閱讀短文:
微軟事件回應團隊發現了一種新型遠端存取木馬(RAT),專門針對數位錢包擴充功能以盜取加密貨幣資產。這款被命名為 StilachiRAT 的惡意程式,能夠蒐集系統資訊、竊取登入資料,並可跨平台盜取加密貨幣錢包中的數據。
該木馬特別針對至少 20 款 Google Chrome 熱門加密貨幣錢包擴充功能,包括廣泛使用的 Metamask、Trust Wallet、Coinbase Wallet 及 Phantom。微軟調查顯示,這種惡意程式能存取登錄檔設定,以確認已安裝哪些擴充功能。一旦辨識出相關擴充功能,便可提取敏感資料,讓攻擊者有可能存取受害者的數位資產。

相關資料:
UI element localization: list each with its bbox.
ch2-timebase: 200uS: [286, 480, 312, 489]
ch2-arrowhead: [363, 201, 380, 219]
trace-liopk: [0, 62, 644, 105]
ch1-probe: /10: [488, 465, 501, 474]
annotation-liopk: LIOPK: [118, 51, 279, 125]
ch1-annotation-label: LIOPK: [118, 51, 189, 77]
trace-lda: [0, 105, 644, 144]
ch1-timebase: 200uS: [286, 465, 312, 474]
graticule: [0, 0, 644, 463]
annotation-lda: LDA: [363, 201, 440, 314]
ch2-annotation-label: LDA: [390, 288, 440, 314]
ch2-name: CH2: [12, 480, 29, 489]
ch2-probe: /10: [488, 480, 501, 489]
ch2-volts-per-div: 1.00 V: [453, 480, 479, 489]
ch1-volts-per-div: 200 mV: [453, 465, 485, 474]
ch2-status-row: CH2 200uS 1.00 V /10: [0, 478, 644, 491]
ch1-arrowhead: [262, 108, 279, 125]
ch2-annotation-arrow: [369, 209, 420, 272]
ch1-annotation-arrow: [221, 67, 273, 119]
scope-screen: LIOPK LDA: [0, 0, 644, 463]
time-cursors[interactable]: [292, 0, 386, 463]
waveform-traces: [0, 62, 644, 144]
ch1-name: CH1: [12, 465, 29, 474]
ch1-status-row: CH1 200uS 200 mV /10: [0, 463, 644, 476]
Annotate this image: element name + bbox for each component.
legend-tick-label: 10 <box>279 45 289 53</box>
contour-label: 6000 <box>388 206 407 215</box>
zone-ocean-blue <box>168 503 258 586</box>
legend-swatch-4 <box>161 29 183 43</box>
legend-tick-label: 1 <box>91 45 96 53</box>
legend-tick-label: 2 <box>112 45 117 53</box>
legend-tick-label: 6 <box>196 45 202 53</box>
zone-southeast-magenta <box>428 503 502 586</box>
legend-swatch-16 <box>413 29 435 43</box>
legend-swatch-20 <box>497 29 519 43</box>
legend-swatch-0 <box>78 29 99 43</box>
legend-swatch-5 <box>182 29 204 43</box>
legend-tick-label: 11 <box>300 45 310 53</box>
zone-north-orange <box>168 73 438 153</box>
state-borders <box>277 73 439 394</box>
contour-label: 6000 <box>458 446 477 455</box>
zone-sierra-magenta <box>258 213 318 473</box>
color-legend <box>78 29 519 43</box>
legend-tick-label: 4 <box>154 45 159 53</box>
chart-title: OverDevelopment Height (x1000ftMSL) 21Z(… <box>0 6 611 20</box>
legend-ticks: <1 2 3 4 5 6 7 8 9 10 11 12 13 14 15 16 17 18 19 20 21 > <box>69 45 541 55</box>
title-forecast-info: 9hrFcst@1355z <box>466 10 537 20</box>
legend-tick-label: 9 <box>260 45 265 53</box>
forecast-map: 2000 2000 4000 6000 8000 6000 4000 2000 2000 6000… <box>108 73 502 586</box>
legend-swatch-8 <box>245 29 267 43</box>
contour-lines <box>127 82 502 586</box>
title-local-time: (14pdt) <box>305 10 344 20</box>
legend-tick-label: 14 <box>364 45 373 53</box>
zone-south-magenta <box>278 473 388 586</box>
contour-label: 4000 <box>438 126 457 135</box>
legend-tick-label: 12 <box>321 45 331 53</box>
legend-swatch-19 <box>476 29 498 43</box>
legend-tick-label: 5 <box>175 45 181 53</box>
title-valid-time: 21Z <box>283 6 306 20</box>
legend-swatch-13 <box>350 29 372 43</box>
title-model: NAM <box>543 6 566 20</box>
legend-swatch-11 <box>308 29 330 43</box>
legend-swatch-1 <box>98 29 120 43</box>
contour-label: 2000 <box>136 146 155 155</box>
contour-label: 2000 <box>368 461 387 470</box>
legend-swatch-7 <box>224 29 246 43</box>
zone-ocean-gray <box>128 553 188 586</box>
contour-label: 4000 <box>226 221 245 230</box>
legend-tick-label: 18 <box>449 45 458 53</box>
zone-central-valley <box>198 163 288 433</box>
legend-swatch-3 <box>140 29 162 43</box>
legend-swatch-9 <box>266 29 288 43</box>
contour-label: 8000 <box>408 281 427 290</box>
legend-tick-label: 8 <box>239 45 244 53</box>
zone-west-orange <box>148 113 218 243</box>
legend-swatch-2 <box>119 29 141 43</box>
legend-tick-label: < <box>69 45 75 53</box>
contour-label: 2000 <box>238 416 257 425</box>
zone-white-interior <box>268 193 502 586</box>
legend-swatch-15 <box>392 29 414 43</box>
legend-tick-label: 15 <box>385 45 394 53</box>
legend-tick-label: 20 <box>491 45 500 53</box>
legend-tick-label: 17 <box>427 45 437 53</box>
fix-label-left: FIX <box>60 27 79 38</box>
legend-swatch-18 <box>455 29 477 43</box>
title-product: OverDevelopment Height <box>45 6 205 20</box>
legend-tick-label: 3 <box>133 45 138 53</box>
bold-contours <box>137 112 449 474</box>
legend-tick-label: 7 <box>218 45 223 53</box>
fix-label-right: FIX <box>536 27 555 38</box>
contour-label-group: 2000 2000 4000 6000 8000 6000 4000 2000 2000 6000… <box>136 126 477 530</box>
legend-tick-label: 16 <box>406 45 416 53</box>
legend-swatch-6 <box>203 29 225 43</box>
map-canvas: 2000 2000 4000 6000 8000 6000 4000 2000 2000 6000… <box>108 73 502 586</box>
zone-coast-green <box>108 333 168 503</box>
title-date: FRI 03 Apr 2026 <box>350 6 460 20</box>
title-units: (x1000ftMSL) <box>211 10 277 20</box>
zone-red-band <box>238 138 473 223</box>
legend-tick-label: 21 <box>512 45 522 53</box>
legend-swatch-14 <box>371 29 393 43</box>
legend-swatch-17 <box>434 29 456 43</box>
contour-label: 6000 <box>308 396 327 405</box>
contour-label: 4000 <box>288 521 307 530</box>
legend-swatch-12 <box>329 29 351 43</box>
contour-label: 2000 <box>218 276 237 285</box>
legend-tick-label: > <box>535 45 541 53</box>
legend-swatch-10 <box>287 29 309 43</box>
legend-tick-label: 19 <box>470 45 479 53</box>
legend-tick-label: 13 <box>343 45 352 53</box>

作業說明:
上方關於 StilachiRAT 木馬的短文具體點名了哪些加密貨幣錢包擴充功能？請全部列出。

參考解答:
Metamask、Trust Wallet、Coinbase Wallet、Phantom